▶ [WHAT THE TASK ASKS]: Find every line with the word "Parse" and give their count, nothing else.
★ ★ ★ ★
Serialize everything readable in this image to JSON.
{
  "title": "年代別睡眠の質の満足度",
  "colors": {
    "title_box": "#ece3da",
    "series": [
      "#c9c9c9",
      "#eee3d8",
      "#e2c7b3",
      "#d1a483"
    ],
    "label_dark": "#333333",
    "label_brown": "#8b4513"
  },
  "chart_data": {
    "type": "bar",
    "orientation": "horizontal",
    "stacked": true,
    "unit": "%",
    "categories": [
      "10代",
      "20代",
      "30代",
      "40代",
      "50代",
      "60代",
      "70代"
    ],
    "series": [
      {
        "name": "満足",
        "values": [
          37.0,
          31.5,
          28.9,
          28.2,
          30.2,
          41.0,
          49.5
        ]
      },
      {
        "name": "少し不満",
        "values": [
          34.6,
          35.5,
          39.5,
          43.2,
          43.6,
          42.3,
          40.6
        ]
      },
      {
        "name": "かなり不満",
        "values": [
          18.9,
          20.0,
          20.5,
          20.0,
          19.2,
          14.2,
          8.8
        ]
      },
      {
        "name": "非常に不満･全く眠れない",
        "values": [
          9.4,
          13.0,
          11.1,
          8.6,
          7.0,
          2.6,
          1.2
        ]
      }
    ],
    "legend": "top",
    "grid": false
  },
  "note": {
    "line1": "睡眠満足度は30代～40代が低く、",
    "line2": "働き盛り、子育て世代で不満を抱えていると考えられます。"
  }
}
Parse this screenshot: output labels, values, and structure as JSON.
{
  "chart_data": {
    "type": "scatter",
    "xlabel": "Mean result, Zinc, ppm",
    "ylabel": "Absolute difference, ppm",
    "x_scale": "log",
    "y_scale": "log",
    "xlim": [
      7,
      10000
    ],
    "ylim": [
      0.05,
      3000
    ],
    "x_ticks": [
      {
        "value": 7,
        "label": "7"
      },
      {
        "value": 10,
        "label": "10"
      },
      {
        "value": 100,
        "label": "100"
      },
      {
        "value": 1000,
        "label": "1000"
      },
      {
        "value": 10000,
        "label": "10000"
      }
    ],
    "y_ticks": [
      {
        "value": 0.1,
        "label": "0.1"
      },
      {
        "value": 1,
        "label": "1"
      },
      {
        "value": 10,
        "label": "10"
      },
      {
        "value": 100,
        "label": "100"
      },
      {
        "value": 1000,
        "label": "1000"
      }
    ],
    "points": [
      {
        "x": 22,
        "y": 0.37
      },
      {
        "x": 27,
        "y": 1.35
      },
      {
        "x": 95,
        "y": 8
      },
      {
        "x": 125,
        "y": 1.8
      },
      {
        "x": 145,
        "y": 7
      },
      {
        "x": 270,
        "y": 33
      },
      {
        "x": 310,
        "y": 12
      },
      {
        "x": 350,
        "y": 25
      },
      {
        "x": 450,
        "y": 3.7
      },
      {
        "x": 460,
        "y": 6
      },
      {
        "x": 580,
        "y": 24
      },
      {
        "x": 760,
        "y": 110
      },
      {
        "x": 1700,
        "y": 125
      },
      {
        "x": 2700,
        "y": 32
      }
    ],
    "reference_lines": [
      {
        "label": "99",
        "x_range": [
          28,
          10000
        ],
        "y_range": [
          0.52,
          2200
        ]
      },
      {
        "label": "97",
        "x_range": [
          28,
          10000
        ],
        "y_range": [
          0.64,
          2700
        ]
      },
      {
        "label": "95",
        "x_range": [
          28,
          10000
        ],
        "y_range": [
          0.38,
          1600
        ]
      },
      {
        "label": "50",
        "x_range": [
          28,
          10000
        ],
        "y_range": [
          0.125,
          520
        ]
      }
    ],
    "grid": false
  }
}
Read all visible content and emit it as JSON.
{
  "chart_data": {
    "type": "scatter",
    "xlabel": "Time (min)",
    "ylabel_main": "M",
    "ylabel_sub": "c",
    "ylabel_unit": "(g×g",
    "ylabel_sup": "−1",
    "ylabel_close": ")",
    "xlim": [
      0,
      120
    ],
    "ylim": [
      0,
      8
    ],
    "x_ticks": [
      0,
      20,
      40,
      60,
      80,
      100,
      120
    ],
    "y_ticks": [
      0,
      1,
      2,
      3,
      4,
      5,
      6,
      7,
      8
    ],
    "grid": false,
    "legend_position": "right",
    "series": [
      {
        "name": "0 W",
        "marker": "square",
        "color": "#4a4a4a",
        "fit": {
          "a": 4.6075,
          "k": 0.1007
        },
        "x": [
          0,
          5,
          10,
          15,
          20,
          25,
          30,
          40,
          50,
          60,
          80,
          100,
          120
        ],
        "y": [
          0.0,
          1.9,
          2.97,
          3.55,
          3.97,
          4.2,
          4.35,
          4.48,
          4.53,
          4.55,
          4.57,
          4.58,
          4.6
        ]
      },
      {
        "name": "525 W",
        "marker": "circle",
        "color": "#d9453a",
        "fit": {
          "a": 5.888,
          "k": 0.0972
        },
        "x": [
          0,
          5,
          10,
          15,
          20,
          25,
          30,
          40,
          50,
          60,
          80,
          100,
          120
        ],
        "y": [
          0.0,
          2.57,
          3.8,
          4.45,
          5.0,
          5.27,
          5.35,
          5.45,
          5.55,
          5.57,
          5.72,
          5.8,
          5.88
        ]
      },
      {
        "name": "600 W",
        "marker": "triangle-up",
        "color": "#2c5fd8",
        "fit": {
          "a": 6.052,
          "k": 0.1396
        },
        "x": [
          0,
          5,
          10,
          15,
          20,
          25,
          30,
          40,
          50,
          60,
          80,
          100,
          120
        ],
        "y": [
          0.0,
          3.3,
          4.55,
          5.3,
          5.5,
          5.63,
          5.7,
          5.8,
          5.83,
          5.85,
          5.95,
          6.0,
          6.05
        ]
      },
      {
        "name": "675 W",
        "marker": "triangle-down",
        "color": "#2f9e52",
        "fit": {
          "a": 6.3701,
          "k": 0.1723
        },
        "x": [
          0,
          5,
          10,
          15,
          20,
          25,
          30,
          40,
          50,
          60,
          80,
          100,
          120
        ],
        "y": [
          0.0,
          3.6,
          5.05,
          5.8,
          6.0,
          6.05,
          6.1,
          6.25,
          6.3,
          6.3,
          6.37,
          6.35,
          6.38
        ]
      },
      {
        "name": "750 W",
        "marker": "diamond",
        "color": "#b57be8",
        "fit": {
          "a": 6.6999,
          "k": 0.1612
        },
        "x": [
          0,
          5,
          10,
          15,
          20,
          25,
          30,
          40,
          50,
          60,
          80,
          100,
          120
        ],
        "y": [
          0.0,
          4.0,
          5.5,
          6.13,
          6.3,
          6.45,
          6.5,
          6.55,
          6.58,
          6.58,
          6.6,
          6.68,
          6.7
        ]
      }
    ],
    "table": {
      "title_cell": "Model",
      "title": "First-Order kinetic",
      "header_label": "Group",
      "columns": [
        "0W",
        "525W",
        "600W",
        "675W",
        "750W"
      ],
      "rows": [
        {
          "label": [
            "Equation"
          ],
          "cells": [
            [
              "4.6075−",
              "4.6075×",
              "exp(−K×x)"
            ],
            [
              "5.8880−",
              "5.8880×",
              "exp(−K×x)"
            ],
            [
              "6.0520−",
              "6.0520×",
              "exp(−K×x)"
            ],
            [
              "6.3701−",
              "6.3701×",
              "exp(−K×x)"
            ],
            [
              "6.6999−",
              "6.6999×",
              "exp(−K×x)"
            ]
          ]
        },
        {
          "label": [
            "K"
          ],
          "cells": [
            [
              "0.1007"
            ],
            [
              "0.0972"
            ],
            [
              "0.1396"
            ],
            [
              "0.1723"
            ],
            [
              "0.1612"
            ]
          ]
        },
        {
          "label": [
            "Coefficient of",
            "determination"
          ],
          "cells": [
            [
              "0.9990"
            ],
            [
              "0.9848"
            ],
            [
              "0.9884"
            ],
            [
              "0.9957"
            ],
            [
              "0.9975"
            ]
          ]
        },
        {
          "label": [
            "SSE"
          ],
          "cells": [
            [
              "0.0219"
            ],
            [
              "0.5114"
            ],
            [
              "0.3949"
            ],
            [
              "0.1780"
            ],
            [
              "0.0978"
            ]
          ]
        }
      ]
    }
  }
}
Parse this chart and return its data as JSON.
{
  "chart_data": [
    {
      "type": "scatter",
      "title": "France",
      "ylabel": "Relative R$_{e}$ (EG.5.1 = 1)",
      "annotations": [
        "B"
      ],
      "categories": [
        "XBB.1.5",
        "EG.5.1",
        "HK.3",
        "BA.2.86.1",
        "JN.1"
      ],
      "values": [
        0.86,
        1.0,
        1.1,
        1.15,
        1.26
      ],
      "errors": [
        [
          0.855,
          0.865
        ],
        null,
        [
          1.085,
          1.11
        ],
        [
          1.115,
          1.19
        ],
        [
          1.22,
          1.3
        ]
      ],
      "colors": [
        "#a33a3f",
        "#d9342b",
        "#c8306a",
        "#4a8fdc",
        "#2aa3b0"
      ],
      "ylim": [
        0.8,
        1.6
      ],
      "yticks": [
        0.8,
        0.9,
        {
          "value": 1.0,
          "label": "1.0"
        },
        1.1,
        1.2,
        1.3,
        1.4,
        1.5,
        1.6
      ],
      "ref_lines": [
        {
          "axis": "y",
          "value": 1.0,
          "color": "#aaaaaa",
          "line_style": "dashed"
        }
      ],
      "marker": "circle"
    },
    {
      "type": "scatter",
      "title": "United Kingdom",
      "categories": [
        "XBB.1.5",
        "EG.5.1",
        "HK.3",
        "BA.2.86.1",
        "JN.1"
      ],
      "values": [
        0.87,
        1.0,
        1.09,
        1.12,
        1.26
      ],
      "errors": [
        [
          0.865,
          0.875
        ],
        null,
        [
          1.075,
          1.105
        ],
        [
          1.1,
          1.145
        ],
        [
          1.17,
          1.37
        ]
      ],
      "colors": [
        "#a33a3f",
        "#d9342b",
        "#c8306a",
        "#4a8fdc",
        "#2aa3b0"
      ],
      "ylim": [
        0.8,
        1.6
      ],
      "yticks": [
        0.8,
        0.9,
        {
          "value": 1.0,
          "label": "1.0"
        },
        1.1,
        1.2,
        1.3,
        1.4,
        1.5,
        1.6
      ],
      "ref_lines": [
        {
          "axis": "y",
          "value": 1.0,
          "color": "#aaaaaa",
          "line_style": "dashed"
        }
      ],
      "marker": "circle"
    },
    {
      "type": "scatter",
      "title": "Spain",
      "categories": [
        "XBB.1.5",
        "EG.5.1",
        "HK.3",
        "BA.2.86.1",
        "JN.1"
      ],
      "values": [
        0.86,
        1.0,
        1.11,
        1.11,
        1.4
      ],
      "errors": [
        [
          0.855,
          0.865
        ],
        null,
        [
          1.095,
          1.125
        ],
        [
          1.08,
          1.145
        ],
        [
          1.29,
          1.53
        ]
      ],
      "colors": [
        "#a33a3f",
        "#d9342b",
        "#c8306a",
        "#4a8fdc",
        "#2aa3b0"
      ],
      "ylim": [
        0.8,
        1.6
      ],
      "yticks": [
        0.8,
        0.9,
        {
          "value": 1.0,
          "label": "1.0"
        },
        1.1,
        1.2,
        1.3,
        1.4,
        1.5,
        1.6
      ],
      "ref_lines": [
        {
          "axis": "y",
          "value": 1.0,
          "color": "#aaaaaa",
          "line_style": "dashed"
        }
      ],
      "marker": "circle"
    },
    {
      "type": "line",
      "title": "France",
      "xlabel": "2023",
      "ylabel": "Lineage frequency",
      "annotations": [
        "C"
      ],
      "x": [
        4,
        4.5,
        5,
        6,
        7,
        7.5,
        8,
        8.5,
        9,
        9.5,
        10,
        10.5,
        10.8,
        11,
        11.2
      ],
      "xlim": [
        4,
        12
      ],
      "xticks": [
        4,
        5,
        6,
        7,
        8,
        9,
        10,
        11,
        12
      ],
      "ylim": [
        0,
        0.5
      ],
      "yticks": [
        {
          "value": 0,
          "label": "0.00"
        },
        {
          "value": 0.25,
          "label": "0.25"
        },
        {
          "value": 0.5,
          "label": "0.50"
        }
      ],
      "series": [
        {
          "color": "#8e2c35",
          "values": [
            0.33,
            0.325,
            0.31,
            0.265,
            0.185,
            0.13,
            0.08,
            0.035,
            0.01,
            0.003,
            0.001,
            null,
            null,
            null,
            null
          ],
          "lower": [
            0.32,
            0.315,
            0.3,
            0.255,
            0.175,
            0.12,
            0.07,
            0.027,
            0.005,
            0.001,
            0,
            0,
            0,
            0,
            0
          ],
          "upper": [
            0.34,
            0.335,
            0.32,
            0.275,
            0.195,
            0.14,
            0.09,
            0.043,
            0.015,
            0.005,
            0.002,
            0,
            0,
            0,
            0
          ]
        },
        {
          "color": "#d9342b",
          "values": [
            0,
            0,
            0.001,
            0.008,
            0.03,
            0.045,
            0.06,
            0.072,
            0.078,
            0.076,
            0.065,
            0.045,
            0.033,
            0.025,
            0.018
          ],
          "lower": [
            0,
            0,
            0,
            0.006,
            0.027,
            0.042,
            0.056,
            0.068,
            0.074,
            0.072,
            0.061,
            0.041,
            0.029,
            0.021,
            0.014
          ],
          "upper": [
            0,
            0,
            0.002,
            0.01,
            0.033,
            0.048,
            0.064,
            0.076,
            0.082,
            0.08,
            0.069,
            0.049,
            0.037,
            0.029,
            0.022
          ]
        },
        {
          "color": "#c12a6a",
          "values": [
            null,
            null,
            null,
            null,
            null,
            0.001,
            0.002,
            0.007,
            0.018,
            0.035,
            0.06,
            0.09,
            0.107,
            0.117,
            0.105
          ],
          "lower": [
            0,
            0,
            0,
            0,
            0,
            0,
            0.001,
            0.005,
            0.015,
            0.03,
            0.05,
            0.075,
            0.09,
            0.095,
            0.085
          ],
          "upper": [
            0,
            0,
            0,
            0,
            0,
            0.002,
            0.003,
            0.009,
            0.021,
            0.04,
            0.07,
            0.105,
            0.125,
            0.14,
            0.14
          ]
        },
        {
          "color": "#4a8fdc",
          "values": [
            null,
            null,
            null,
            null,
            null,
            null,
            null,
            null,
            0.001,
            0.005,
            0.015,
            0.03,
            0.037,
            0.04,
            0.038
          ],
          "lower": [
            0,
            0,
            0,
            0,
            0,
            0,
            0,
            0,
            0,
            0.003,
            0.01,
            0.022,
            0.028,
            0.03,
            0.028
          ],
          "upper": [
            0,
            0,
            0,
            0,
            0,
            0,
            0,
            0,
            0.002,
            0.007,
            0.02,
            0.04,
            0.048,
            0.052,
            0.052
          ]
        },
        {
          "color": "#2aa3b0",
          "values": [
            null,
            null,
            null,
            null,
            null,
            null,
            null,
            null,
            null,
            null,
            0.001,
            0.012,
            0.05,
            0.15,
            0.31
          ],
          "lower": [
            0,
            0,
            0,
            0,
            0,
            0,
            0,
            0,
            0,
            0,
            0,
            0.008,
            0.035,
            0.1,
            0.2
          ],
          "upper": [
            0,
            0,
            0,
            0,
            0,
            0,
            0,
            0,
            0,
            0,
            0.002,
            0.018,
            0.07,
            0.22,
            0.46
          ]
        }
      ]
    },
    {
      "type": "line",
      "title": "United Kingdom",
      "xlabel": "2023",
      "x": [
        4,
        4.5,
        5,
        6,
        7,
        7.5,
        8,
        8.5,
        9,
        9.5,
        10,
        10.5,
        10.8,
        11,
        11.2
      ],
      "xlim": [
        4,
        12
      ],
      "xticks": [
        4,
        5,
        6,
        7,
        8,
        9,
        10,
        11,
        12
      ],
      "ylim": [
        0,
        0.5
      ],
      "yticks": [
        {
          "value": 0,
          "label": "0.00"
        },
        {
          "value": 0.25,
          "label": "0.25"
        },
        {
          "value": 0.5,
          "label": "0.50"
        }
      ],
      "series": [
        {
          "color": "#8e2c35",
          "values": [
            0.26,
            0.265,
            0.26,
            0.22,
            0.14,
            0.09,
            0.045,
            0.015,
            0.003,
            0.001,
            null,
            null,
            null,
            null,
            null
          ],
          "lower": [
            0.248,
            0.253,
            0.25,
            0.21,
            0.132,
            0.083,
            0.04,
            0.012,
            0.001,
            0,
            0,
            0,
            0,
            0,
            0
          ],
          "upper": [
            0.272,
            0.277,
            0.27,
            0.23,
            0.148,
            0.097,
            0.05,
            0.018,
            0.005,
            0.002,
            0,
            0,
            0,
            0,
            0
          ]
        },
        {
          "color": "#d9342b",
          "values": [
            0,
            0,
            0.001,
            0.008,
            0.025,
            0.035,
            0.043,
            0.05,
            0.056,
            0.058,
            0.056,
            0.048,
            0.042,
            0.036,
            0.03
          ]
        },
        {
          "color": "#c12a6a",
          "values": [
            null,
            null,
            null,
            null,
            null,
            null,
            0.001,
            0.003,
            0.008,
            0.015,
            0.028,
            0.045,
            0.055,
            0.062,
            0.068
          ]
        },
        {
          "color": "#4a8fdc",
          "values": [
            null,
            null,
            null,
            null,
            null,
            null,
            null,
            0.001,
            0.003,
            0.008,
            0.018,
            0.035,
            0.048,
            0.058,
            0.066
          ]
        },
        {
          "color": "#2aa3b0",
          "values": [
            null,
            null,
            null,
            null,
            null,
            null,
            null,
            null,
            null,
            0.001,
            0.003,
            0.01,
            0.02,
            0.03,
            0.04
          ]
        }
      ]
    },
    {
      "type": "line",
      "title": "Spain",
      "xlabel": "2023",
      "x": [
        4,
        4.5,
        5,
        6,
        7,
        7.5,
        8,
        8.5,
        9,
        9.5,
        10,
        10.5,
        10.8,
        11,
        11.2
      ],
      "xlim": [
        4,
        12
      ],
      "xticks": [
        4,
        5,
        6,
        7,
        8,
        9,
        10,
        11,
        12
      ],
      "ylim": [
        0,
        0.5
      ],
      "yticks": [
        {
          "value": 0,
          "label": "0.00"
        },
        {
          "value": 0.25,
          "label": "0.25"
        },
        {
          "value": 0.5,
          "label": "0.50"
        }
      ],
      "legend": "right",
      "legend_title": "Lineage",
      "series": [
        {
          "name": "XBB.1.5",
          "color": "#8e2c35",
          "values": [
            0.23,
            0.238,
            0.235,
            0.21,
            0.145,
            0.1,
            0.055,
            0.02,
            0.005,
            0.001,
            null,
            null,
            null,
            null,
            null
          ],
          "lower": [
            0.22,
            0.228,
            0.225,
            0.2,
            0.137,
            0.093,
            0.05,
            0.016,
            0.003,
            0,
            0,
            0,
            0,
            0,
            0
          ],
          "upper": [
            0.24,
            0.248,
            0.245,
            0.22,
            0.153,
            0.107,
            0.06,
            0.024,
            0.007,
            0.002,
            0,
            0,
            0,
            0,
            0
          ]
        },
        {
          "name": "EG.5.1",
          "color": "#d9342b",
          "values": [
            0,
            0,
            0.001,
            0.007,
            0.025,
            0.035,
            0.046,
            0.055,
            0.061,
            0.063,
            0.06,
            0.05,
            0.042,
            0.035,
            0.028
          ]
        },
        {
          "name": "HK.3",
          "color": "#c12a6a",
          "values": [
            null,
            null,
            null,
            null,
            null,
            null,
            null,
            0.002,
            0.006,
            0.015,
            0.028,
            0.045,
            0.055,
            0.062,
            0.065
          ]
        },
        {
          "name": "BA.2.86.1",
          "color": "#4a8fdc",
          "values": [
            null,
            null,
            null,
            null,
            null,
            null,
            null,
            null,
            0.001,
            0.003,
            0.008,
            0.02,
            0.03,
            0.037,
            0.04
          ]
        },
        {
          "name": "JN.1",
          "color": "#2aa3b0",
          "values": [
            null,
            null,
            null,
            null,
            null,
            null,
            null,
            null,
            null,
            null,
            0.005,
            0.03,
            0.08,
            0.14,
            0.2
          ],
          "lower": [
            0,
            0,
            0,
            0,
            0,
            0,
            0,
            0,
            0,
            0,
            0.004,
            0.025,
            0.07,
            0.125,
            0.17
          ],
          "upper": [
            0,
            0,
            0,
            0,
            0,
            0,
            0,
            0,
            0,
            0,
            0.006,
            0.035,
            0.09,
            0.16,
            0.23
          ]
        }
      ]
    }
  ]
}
★ ★ ★ ★
▶ [OUTPUT FOR THIS EXERCISE]: 2